▸ Your objective
Check each line of the records for "heart"; collect those that have it.

----------------------------------------

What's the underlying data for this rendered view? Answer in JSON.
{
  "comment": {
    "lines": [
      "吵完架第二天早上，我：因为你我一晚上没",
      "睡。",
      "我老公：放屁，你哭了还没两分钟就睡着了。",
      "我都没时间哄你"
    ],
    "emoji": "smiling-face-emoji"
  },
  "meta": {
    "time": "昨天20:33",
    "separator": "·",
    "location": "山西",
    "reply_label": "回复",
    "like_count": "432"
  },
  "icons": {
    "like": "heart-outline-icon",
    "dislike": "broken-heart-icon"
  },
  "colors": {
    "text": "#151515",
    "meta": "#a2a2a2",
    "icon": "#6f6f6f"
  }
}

----------------------------------------

▸ Result of this exercise
    "like": "heart-outline-icon",
    "dislike": "broken-heart-icon"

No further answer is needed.